ENTRIES SHOWN:
########################################

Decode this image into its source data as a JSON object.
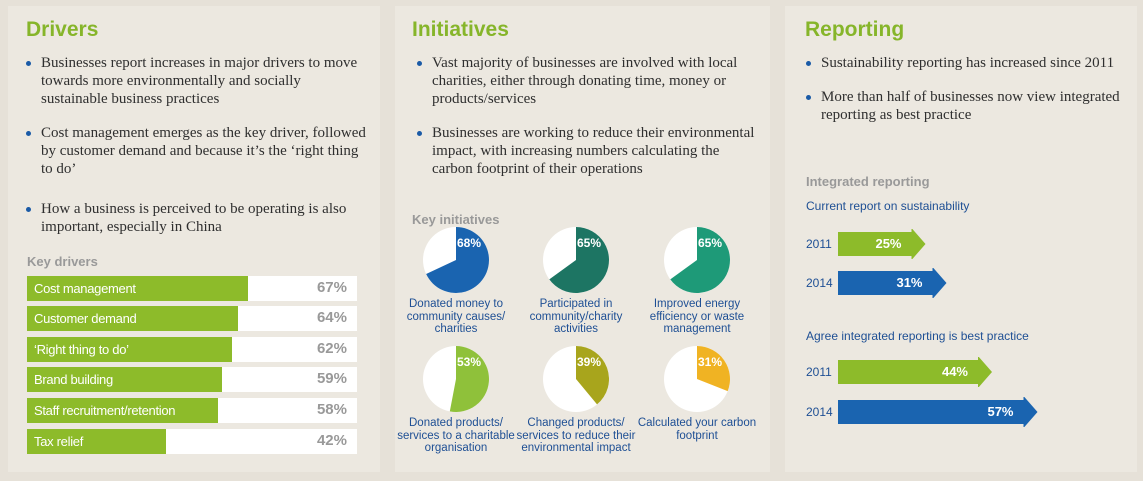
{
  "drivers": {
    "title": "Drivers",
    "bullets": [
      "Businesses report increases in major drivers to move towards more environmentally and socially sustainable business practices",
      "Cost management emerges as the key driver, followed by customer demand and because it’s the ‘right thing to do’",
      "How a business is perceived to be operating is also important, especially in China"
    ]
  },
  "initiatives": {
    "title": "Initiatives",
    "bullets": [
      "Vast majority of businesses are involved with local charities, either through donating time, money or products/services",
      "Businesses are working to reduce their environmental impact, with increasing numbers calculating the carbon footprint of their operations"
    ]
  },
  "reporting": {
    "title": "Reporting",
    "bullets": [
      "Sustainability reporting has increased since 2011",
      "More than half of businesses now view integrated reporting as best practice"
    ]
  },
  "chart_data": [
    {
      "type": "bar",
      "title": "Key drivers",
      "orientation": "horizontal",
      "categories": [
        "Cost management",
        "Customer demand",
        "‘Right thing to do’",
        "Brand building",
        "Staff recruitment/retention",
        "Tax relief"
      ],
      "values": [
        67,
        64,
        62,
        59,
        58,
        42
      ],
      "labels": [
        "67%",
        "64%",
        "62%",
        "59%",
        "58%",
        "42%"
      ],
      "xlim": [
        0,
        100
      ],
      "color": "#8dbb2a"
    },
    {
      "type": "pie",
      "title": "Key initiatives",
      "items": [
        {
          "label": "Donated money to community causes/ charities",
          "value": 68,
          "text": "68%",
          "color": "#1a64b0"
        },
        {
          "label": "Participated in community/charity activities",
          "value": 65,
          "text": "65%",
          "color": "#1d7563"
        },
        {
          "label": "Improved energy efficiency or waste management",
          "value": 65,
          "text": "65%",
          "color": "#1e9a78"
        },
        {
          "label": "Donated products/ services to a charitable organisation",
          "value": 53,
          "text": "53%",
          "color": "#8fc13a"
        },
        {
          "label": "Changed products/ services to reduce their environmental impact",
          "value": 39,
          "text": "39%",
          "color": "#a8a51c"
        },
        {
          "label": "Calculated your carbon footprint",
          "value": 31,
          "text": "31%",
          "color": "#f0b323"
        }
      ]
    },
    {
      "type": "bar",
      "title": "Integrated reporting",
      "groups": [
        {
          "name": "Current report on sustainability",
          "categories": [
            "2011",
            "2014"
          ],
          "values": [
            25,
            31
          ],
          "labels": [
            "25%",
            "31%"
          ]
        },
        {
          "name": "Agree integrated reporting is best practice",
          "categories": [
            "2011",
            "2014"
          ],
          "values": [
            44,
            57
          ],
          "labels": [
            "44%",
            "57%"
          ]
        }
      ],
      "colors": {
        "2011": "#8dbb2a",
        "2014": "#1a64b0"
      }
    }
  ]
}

########################################

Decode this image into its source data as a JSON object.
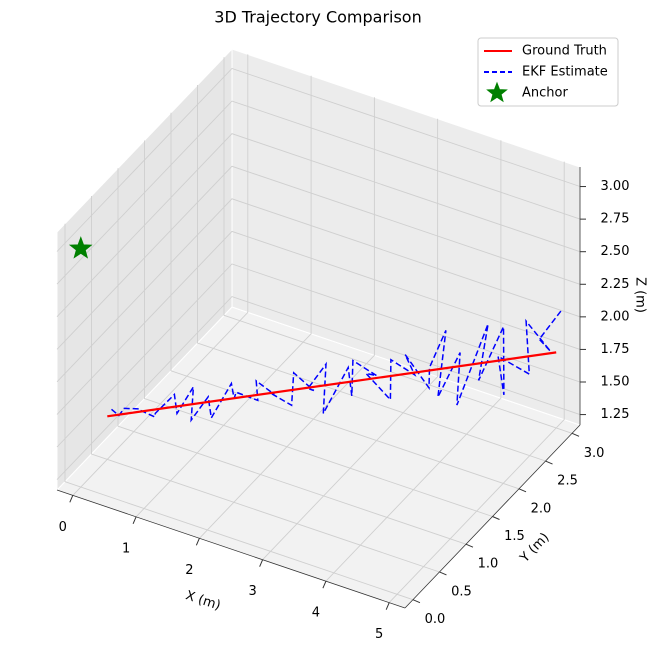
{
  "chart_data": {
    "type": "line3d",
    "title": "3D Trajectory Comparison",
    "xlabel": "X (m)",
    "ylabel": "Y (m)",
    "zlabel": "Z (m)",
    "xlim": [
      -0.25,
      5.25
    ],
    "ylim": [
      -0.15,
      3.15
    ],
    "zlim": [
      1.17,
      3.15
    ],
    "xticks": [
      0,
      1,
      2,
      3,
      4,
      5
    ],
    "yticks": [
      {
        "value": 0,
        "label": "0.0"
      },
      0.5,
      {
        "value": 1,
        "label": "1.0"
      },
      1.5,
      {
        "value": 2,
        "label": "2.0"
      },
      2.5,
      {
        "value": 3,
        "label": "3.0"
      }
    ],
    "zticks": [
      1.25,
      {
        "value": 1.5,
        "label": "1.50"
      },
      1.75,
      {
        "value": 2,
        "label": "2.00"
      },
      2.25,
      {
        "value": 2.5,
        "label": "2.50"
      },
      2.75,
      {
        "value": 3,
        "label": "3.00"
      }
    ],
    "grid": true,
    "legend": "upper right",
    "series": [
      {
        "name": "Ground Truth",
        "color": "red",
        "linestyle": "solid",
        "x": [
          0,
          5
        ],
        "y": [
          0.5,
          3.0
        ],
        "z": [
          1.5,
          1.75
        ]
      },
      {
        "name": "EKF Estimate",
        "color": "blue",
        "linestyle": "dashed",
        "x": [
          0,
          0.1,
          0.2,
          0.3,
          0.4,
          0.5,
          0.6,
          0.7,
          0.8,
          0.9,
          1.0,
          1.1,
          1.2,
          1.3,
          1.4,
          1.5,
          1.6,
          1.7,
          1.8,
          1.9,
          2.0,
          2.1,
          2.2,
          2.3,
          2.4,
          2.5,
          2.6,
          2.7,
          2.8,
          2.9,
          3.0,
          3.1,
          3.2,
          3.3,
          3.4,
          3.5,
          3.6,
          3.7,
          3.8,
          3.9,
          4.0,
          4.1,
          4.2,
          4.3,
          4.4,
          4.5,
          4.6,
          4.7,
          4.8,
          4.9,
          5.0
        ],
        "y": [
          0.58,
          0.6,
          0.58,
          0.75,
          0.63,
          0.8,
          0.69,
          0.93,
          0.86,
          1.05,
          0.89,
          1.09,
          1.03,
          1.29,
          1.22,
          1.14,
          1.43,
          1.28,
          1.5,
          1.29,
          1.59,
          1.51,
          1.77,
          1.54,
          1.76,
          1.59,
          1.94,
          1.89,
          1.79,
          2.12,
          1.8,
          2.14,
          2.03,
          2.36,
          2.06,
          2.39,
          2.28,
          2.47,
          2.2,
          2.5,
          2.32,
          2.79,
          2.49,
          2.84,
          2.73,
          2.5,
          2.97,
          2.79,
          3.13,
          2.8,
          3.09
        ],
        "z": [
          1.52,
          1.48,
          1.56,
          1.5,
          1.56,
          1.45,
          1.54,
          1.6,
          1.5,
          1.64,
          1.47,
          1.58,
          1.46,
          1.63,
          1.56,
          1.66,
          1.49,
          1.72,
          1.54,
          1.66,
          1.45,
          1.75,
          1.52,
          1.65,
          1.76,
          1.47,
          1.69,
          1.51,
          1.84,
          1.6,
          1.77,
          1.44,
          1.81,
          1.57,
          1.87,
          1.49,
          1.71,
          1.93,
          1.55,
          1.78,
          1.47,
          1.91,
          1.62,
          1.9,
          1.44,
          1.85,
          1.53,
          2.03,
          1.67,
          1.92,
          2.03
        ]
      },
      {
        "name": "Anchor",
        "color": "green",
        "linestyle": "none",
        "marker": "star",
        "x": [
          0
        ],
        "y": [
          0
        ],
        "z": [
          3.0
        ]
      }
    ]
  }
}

########################################

TO DO:
Extract every line above that contains the word "impact".

PROBLEM SOLUTION:
      "Businesses are working to reduce their environmental impact, with increasing numbers calculating the carbon footprint of their operations"
          "label": "Changed products/ services to reduce their environmental impact",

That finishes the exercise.